Given entries

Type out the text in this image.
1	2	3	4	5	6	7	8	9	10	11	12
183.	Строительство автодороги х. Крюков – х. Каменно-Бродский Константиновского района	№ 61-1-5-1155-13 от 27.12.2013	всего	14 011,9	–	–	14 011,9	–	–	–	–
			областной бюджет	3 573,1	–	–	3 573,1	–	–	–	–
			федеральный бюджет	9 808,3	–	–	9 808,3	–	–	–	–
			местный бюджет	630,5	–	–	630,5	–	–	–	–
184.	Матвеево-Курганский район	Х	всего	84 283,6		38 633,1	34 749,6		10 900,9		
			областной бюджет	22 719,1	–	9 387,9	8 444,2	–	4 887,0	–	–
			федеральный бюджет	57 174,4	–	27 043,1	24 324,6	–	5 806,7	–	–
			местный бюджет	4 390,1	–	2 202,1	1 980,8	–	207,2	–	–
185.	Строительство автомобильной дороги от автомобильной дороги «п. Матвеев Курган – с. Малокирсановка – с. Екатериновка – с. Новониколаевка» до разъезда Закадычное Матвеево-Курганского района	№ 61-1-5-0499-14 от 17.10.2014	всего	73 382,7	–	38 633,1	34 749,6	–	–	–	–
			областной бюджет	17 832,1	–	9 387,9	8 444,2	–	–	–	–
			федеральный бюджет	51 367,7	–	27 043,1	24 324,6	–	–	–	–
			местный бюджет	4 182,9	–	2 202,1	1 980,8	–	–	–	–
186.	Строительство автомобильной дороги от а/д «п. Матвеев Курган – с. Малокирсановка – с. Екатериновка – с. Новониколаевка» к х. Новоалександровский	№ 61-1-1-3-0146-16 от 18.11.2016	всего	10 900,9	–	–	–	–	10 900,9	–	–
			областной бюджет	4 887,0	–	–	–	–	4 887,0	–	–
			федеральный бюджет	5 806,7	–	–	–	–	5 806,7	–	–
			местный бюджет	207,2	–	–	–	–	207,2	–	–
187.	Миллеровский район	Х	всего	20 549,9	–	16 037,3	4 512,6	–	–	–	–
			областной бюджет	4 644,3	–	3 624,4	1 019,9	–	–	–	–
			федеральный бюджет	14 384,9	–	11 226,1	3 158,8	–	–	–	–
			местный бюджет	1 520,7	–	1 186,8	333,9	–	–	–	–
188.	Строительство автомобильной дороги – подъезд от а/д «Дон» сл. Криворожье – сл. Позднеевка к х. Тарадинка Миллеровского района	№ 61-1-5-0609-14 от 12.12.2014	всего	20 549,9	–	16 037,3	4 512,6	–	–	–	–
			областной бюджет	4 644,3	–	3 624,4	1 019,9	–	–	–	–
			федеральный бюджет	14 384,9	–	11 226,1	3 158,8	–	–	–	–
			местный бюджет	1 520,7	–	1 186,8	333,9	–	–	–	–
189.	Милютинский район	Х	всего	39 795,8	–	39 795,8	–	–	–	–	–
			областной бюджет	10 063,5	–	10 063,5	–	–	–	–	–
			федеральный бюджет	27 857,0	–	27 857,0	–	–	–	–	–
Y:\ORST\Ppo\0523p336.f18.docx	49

Aim
Reproduce each line of the material containing the word "Матвеево".

Response for this exercise
184.	Матвеево-Курганский район	Х	всего	84 283,6		38 633,1	34 749,6		10 900,9		
185.	Строительство автомобильной дороги от автомобильной дороги «п. Матвеев Курган – с. Малокирсановка – с. Екатериновка – с. Новониколаевка» до разъезда Закадычное Матвеево-Курганского района	№ 61-1-5-0499-14 от 17.10.2014	всего	73 382,7	–	38 633,1	34 749,6	–	–	–	–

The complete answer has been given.